Retype all of the data exactly as given.

-- BEGIN --

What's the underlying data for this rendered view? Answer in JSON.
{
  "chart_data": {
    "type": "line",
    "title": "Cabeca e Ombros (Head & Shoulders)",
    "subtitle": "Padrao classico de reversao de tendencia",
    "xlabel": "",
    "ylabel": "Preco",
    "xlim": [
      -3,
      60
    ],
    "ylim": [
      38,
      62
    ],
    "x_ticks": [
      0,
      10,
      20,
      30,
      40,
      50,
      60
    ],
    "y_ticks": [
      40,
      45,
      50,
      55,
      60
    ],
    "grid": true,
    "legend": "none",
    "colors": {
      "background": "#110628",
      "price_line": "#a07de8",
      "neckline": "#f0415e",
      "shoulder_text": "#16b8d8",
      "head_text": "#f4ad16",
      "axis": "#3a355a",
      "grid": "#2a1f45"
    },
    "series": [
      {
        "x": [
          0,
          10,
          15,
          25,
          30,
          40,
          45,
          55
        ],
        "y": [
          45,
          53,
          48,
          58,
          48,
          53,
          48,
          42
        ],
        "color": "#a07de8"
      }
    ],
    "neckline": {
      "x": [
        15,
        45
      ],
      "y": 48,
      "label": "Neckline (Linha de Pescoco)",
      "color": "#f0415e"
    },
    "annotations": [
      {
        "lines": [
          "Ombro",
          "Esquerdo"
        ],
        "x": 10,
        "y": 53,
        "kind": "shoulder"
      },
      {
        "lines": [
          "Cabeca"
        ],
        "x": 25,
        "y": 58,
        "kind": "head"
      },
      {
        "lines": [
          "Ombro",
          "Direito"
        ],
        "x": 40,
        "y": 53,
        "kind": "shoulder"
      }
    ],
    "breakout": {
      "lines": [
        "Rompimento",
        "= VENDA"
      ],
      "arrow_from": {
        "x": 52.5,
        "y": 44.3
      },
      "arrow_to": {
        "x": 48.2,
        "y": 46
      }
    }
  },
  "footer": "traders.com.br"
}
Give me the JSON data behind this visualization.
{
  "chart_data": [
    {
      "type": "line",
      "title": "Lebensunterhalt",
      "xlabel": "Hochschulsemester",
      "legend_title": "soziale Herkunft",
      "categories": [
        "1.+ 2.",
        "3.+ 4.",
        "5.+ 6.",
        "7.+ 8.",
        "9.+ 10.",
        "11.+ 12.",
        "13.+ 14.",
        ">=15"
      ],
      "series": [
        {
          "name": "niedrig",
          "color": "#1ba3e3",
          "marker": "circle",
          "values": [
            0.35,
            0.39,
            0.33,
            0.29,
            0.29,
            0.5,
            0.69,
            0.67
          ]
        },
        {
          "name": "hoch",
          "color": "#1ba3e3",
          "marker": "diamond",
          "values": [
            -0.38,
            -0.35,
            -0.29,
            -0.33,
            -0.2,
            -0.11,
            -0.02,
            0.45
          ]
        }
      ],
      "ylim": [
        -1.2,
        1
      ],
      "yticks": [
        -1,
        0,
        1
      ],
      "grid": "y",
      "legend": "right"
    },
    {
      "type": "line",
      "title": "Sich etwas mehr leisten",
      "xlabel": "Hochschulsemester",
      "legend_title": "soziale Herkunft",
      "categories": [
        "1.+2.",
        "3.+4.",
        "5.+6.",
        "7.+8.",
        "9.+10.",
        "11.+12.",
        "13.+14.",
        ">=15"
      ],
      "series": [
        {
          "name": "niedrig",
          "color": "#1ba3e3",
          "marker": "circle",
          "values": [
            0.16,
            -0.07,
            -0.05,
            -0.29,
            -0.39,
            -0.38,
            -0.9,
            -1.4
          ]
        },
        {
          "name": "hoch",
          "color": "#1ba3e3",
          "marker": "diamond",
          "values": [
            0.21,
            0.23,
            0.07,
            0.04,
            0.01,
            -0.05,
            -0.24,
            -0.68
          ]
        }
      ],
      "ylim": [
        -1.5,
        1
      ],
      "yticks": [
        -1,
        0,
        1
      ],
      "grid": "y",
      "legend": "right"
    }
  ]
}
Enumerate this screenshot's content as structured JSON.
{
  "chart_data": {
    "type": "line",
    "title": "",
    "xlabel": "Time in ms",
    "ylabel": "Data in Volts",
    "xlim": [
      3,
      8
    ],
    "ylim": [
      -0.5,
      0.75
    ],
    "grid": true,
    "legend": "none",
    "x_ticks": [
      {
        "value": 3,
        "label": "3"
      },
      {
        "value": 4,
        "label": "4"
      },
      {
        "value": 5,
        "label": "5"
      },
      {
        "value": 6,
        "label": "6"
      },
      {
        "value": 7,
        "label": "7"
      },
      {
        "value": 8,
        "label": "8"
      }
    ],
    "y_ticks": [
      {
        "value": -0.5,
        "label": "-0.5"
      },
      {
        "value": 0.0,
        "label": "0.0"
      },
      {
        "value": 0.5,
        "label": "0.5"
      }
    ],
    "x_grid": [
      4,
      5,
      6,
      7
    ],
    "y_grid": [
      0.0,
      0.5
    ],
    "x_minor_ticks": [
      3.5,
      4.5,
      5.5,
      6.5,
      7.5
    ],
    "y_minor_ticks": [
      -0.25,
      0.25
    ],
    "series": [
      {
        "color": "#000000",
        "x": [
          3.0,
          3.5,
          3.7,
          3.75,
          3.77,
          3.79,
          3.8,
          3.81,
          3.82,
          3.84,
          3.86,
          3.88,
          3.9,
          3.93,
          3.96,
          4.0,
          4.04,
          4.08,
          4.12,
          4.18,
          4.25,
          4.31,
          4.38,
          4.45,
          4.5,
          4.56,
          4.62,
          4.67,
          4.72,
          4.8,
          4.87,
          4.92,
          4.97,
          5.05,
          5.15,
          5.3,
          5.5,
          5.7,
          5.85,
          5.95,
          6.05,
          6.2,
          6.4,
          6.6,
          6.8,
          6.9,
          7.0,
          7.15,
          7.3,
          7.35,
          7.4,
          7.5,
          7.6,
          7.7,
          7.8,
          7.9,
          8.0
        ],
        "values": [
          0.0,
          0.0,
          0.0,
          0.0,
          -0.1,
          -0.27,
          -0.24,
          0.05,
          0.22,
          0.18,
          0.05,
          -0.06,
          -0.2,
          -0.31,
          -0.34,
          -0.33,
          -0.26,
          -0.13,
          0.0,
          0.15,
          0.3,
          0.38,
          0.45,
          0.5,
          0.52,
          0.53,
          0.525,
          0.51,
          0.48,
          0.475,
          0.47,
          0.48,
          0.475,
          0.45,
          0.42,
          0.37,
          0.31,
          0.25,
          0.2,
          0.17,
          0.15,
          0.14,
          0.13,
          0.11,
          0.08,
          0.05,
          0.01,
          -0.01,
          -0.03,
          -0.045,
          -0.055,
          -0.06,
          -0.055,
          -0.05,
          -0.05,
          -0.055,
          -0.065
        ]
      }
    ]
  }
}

-- END --

[Problem solution]
What's the underlying data for this rendered view? Answer in JSON.
{
  "chart_data": {
    "type": "line",
    "title": "Cabeca e Ombros (Head & Shoulders)",
    "subtitle": "Padrao classico de reversao de tendencia",
    "xlabel": "",
    "ylabel": "Preco",
    "xlim": [
      -3,
      60
    ],
    "ylim": [
      38,
      62
    ],
    "x_ticks": [
      0,
      10,
      20,
      30,
      40,
      50,
      60
    ],
    "y_ticks": [
      40,
      45,
      50,
      55,
      60
    ],
    "grid": true,
    "legend": "none",
    "colors": {
      "background": "#110628",
      "price_line": "#a07de8",
      "neckline": "#f0415e",
      "shoulder_text": "#16b8d8",
      "head_text": "#f4ad16",
      "axis": "#3a355a",
      "grid": "#2a1f45"
    },
    "series": [
      {
        "x": [
          0,
          10,
          15,
          25,
          30,
          40,
          45,
          55
        ],
        "y": [
          45,
          53,
          48,
          58,
          48,
          53,
          48,
          42
        ],
        "color": "#a07de8"
      }
    ],
    "neckline": {
      "x": [
        15,
        45
      ],
      "y": 48,
      "label": "Neckline (Linha de Pescoco)",
      "color": "#f0415e"
    },
    "annotations": [
      {
        "lines": [
          "Ombro",
          "Esquerdo"
        ],
        "x": 10,
        "y": 53,
        "kind": "shoulder"
      },
      {
        "lines": [
          "Cabeca"
        ],
        "x": 25,
        "y": 58,
        "kind": "head"
      },
      {
        "lines": [
          "Ombro",
          "Direito"
        ],
        "x": 40,
        "y": 53,
        "kind": "shoulder"
      }
    ],
    "breakout": {
      "lines": [
        "Rompimento",
        "= VENDA"
      ],
      "arrow_from": {
        "x": 52.5,
        "y": 44.3
      },
      "arrow_to": {
        "x": 48.2,
        "y": 46
      }
    }
  },
  "footer": "traders.com.br"
}
Give me the JSON data behind this visualization.
{
  "chart_data": [
    {
      "type": "line",
      "title": "Lebensunterhalt",
      "xlabel": "Hochschulsemester",
      "legend_title": "soziale Herkunft",
      "categories": [
        "1.+ 2.",
        "3.+ 4.",
        "5.+ 6.",
        "7.+ 8.",
        "9.+ 10.",
        "11.+ 12.",
        "13.+ 14.",
        ">=15"
      ],
      "series": [
        {
          "name": "niedrig",
          "color": "#1ba3e3",
          "marker": "circle",
          "values": [
            0.35,
            0.39,
            0.33,
            0.29,
            0.29,
            0.5,
            0.69,
            0.67
          ]
        },
        {
          "name": "hoch",
          "color": "#1ba3e3",
          "marker": "diamond",
          "values": [
            -0.38,
            -0.35,
            -0.29,
            -0.33,
            -0.2,
            -0.11,
            -0.02,
            0.45
          ]
        }
      ],
      "ylim": [
        -1.2,
        1
      ],
      "yticks": [
        -1,
        0,
        1
      ],
      "grid": "y",
      "legend": "right"
    },
    {
      "type": "line",
      "title": "Sich etwas mehr leisten",
      "xlabel": "Hochschulsemester",
      "legend_title": "soziale Herkunft",
      "categories": [
        "1.+2.",
        "3.+4.",
        "5.+6.",
        "7.+8.",
        "9.+10.",
        "11.+12.",
        "13.+14.",
        ">=15"
      ],
      "series": [
        {
          "name": "niedrig",
          "color": "#1ba3e3",
          "marker": "circle",
          "values": [
            0.16,
            -0.07,
            -0.05,
            -0.29,
            -0.39,
            -0.38,
            -0.9,
            -1.4
          ]
        },
        {
          "name": "hoch",
          "color": "#1ba3e3",
          "marker": "diamond",
          "values": [
            0.21,
            0.23,
            0.07,
            0.04,
            0.01,
            -0.05,
            -0.24,
            -0.68
          ]
        }
      ],
      "ylim": [
        -1.5,
        1
      ],
      "yticks": [
        -1,
        0,
        1
      ],
      "grid": "y",
      "legend": "right"
    }
  ]
}
Enumerate this screenshot's content as structured JSON.
{
  "chart_data": {
    "type": "line",
    "title": "",
    "xlabel": "Time in ms",
    "ylabel": "Data in Volts",
    "xlim": [
      3,
      8
    ],
    "ylim": [
      -0.5,
      0.75
    ],
    "grid": true,
    "legend": "none",
    "x_ticks": [
      {
        "value": 3,
        "label": "3"
      },
      {
        "value": 4,
        "label": "4"
      },
      {
        "value": 5,
        "label": "5"
      },
      {
        "value": 6,
        "label": "6"
      },
      {
        "value": 7,
        "label": "7"
      },
      {
        "value": 8,
        "label": "8"
      }
    ],
    "y_ticks": [
      {
        "value": -0.5,
        "label": "-0.5"
      },
      {
        "value": 0.0,
        "label": "0.0"
      },
      {
        "value": 0.5,
        "label": "0.5"
      }
    ],
    "x_grid": [
      4,
      5,
      6,
      7
    ],
    "y_grid": [
      0.0,
      0.5
    ],
    "x_minor_ticks": [
      3.5,
      4.5,
      5.5,
      6.5,
      7.5
    ],
    "y_minor_ticks": [
      -0.25,
      0.25
    ],
    "series": [
      {
        "color": "#000000",
        "x": [
          3.0,
          3.5,
          3.7,
          3.75,
          3.77,
          3.79,
          3.8,
          3.81,
          3.82,
          3.84,
          3.86,
          3.88,
          3.9,
          3.93,
          3.96,
          4.0,
          4.04,
          4.08,
          4.12,
          4.18,
          4.25,
          4.31,
          4.38,
          4.45,
          4.5,
          4.56,
          4.62,
          4.67,
          4.72,
          4.8,
          4.87,
          4.92,
          4.97,
          5.05,
          5.15,
          5.3,
          5.5,
          5.7,
          5.85,
          5.95,
          6.05,
          6.2,
          6.4,
          6.6,
          6.8,
          6.9,
          7.0,
          7.15,
          7.3,
          7.35,
          7.4,
          7.5,
          7.6,
          7.7,
          7.8,
          7.9,
          8.0
        ],
        "values": [
          0.0,
          0.0,
          0.0,
          0.0,
          -0.1,
          -0.27,
          -0.24,
          0.05,
          0.22,
          0.18,
          0.05,
          -0.06,
          -0.2,
          -0.31,
          -0.34,
          -0.33,
          -0.26,
          -0.13,
          0.0,
          0.15,
          0.3,
          0.38,
          0.45,
          0.5,
          0.52,
          0.53,
          0.525,
          0.51,
          0.48,
          0.475,
          0.47,
          0.48,
          0.475,
          0.45,
          0.42,
          0.37,
          0.31,
          0.25,
          0.2,
          0.17,
          0.15,
          0.14,
          0.13,
          0.11,
          0.08,
          0.05,
          0.01,
          -0.01,
          -0.03,
          -0.045,
          -0.055,
          -0.06,
          -0.055,
          -0.05,
          -0.05,
          -0.055,
          -0.065
        ]
      }
    ]
  }
}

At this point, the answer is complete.